== Exercise material
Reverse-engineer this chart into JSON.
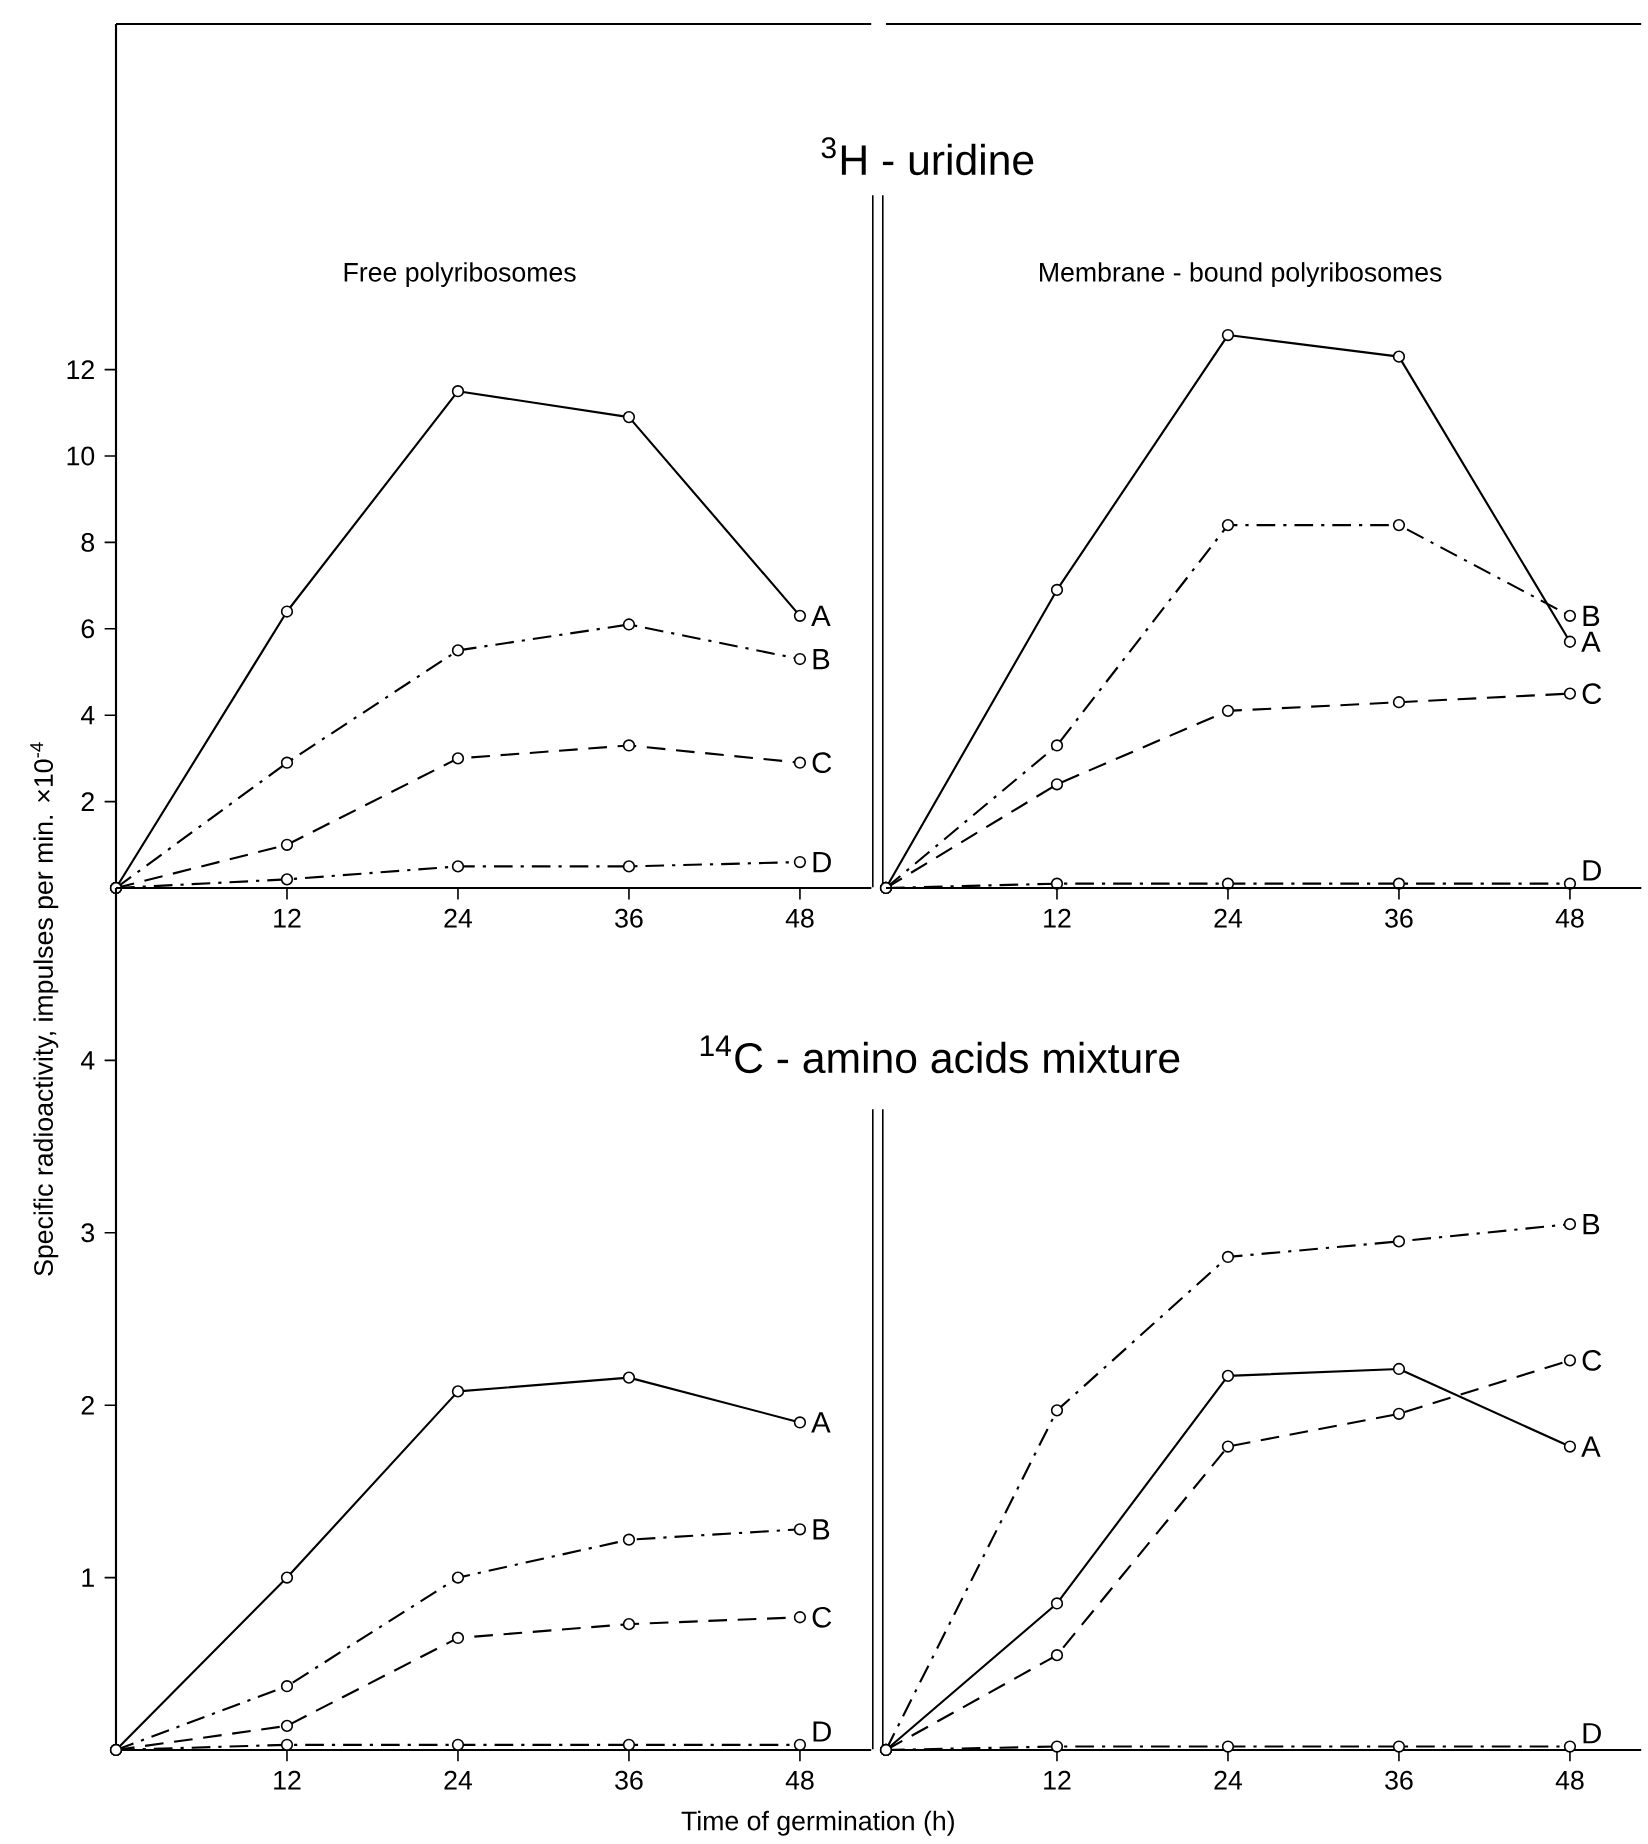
{
  "chart_data": [
    {
      "type": "line",
      "title": "$^{3}$H - uridine",
      "subtitle": "Free polyribosomes",
      "marker": "circle",
      "xlim": [
        0,
        53
      ],
      "ylim": [
        0,
        20
      ],
      "xticks": [
        12,
        24,
        36,
        48
      ],
      "yticks": [
        2,
        4,
        6,
        8,
        10,
        12
      ],
      "series": [
        {
          "name": "A",
          "color": "#000000",
          "line_style": "solid",
          "x": [
            0,
            12,
            24,
            36,
            48
          ],
          "values": [
            0,
            6.4,
            11.5,
            10.9,
            6.3
          ]
        },
        {
          "name": "B",
          "color": "#000000",
          "line_style": "dashdot",
          "x": [
            0,
            12,
            24,
            36,
            48
          ],
          "values": [
            0,
            2.9,
            5.5,
            6.1,
            5.3
          ]
        },
        {
          "name": "C",
          "color": "#000000",
          "line_style": "dashed",
          "x": [
            0,
            12,
            24,
            36,
            48
          ],
          "values": [
            0,
            1.0,
            3.0,
            3.3,
            2.9
          ]
        },
        {
          "name": "D",
          "color": "#000000",
          "line_style": "dashdot",
          "x": [
            0,
            12,
            24,
            36,
            48
          ],
          "values": [
            0,
            0.2,
            0.5,
            0.5,
            0.6
          ]
        }
      ]
    },
    {
      "type": "line",
      "subtitle": "Membrane - bound polyribosomes",
      "marker": "circle",
      "xlim": [
        0,
        53
      ],
      "ylim": [
        0,
        20
      ],
      "xticks": [
        12,
        24,
        36,
        48
      ],
      "tick_labels": "x",
      "series": [
        {
          "name": "A",
          "color": "#000000",
          "line_style": "solid",
          "x": [
            0,
            12,
            24,
            36,
            48
          ],
          "values": [
            0,
            6.9,
            12.8,
            12.3,
            5.7
          ]
        },
        {
          "name": "B",
          "color": "#000000",
          "line_style": "dashdot",
          "x": [
            0,
            12,
            24,
            36,
            48
          ],
          "values": [
            0,
            3.3,
            8.4,
            8.4,
            6.3
          ]
        },
        {
          "name": "C",
          "color": "#000000",
          "line_style": "dashed",
          "x": [
            0,
            12,
            24,
            36,
            48
          ],
          "values": [
            0,
            2.4,
            4.1,
            4.3,
            4.5
          ]
        },
        {
          "name": "D",
          "color": "#000000",
          "line_style": "dashdot",
          "x": [
            0,
            12,
            24,
            36,
            48
          ],
          "values": [
            0,
            0.1,
            0.1,
            0.1,
            0.1
          ]
        }
      ]
    },
    {
      "type": "line",
      "title": "$^{14}$C - amino acids mixture",
      "xlabel": "Time of germination (h)",
      "ylabel": "Specific radioactivity, impulses per min. ×10$^{-4}$",
      "marker": "circle",
      "xlim": [
        0,
        53
      ],
      "ylim": [
        0,
        5
      ],
      "xticks": [
        12,
        24,
        36,
        48
      ],
      "yticks": [
        1,
        2,
        3,
        4
      ],
      "series": [
        {
          "name": "A",
          "color": "#000000",
          "line_style": "solid",
          "x": [
            0,
            12,
            24,
            36,
            48
          ],
          "values": [
            0,
            1.0,
            2.08,
            2.16,
            1.9
          ]
        },
        {
          "name": "B",
          "color": "#000000",
          "line_style": "dashdot",
          "x": [
            0,
            12,
            24,
            36,
            48
          ],
          "values": [
            0,
            0.37,
            1.0,
            1.22,
            1.28
          ]
        },
        {
          "name": "C",
          "color": "#000000",
          "line_style": "dashed",
          "x": [
            0,
            12,
            24,
            36,
            48
          ],
          "values": [
            0,
            0.14,
            0.65,
            0.73,
            0.77
          ]
        },
        {
          "name": "D",
          "color": "#000000",
          "line_style": "dashdot",
          "x": [
            0,
            12,
            24,
            36,
            48
          ],
          "values": [
            0,
            0.03,
            0.03,
            0.03,
            0.03
          ]
        }
      ]
    },
    {
      "type": "line",
      "marker": "circle",
      "xlim": [
        0,
        53
      ],
      "ylim": [
        0,
        5
      ],
      "xticks": [
        12,
        24,
        36,
        48
      ],
      "tick_labels": "x",
      "series": [
        {
          "name": "A",
          "color": "#000000",
          "line_style": "solid",
          "x": [
            0,
            12,
            24,
            36,
            48
          ],
          "values": [
            0,
            0.85,
            2.17,
            2.21,
            1.76
          ]
        },
        {
          "name": "B",
          "color": "#000000",
          "line_style": "dashdot",
          "x": [
            0,
            12,
            24,
            36,
            48
          ],
          "values": [
            0,
            1.97,
            2.86,
            2.95,
            3.05
          ]
        },
        {
          "name": "C",
          "color": "#000000",
          "line_style": "dashed",
          "x": [
            0,
            12,
            24,
            36,
            48
          ],
          "values": [
            0,
            0.55,
            1.76,
            1.95,
            2.26
          ]
        },
        {
          "name": "D",
          "color": "#000000",
          "line_style": "dashdot",
          "x": [
            0,
            12,
            24,
            36,
            48
          ],
          "values": [
            0,
            0.02,
            0.02,
            0.02,
            0.02
          ]
        }
      ]
    }
  ]
}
====
Work to be completed: Except for the pictures, copy the material above exactly.

The reply:
Reverse-engineer this chart into JSON.
{
  "chart_data": [
    {
      "type": "line",
      "title": "$^{3}$H - uridine",
      "subtitle": "Free polyribosomes",
      "marker": "circle",
      "xlim": [
        0,
        53
      ],
      "ylim": [
        0,
        20
      ],
      "xticks": [
        12,
        24,
        36,
        48
      ],
      "yticks": [
        2,
        4,
        6,
        8,
        10,
        12
      ],
      "series": [
        {
          "name": "A",
          "color": "#000000",
          "line_style": "solid",
          "x": [
            0,
            12,
            24,
            36,
            48
          ],
          "values": [
            0,
            6.4,
            11.5,
            10.9,
            6.3
          ]
        },
        {
          "name": "B",
          "color": "#000000",
          "line_style": "dashdot",
          "x": [
            0,
            12,
            24,
            36,
            48
          ],
          "values": [
            0,
            2.9,
            5.5,
            6.1,
            5.3
          ]
        },
        {
          "name": "C",
          "color": "#000000",
          "line_style": "dashed",
          "x": [
            0,
            12,
            24,
            36,
            48
          ],
          "values": [
            0,
            1.0,
            3.0,
            3.3,
            2.9
          ]
        },
        {
          "name": "D",
          "color": "#000000",
          "line_style": "dashdot",
          "x": [
            0,
            12,
            24,
            36,
            48
          ],
          "values": [
            0,
            0.2,
            0.5,
            0.5,
            0.6
          ]
        }
      ]
    },
    {
      "type": "line",
      "subtitle": "Membrane - bound polyribosomes",
      "marker": "circle",
      "xlim": [
        0,
        53
      ],
      "ylim": [
        0,
        20
      ],
      "xticks": [
        12,
        24,
        36,
        48
      ],
      "tick_labels": "x",
      "series": [
        {
          "name": "A",
          "color": "#000000",
          "line_style": "solid",
          "x": [
            0,
            12,
            24,
            36,
            48
          ],
          "values": [
            0,
            6.9,
            12.8,
            12.3,
            5.7
          ]
        },
        {
          "name": "B",
          "color": "#000000",
          "line_style": "dashdot",
          "x": [
            0,
            12,
            24,
            36,
            48
          ],
          "values": [
            0,
            3.3,
            8.4,
            8.4,
            6.3
          ]
        },
        {
          "name": "C",
          "color": "#000000",
          "line_style": "dashed",
          "x": [
            0,
            12,
            24,
            36,
            48
          ],
          "values": [
            0,
            2.4,
            4.1,
            4.3,
            4.5
          ]
        },
        {
          "name": "D",
          "color": "#000000",
          "line_style": "dashdot",
          "x": [
            0,
            12,
            24,
            36,
            48
          ],
          "values": [
            0,
            0.1,
            0.1,
            0.1,
            0.1
          ]
        }
      ]
    },
    {
      "type": "line",
      "title": "$^{14}$C - amino acids mixture",
      "xlabel": "Time of germination (h)",
      "ylabel": "Specific radioactivity, impulses per min. ×10$^{-4}$",
      "marker": "circle",
      "xlim": [
        0,
        53
      ],
      "ylim": [
        0,
        5
      ],
      "xticks": [
        12,
        24,
        36,
        48
      ],
      "yticks": [
        1,
        2,
        3,
        4
      ],
      "series": [
        {
          "name": "A",
          "color": "#000000",
          "line_style": "solid",
          "x": [
            0,
            12,
            24,
            36,
            48
          ],
          "values": [
            0,
            1.0,
            2.08,
            2.16,
            1.9
          ]
        },
        {
          "name": "B",
          "color": "#000000",
          "line_style": "dashdot",
          "x": [
            0,
            12,
            24,
            36,
            48
          ],
          "values": [
            0,
            0.37,
            1.0,
            1.22,
            1.28
          ]
        },
        {
          "name": "C",
          "color": "#000000",
          "line_style": "dashed",
          "x": [
            0,
            12,
            24,
            36,
            48
          ],
          "values": [
            0,
            0.14,
            0.65,
            0.73,
            0.77
          ]
        },
        {
          "name": "D",
          "color": "#000000",
          "line_style": "dashdot",
          "x": [
            0,
            12,
            24,
            36,
            48
          ],
          "values": [
            0,
            0.03,
            0.03,
            0.03,
            0.03
          ]
        }
      ]
    },
    {
      "type": "line",
      "marker": "circle",
      "xlim": [
        0,
        53
      ],
      "ylim": [
        0,
        5
      ],
      "xticks": [
        12,
        24,
        36,
        48
      ],
      "tick_labels": "x",
      "series": [
        {
          "name": "A",
          "color": "#000000",
          "line_style": "solid",
          "x": [
            0,
            12,
            24,
            36,
            48
          ],
          "values": [
            0,
            0.85,
            2.17,
            2.21,
            1.76
          ]
        },
        {
          "name": "B",
          "color": "#000000",
          "line_style": "dashdot",
          "x": [
            0,
            12,
            24,
            36,
            48
          ],
          "values": [
            0,
            1.97,
            2.86,
            2.95,
            3.05
          ]
        },
        {
          "name": "C",
          "color": "#000000",
          "line_style": "dashed",
          "x": [
            0,
            12,
            24,
            36,
            48
          ],
          "values": [
            0,
            0.55,
            1.76,
            1.95,
            2.26
          ]
        },
        {
          "name": "D",
          "color": "#000000",
          "line_style": "dashdot",
          "x": [
            0,
            12,
            24,
            36,
            48
          ],
          "values": [
            0,
            0.02,
            0.02,
            0.02,
            0.02
          ]
        }
      ]
    }
  ]
}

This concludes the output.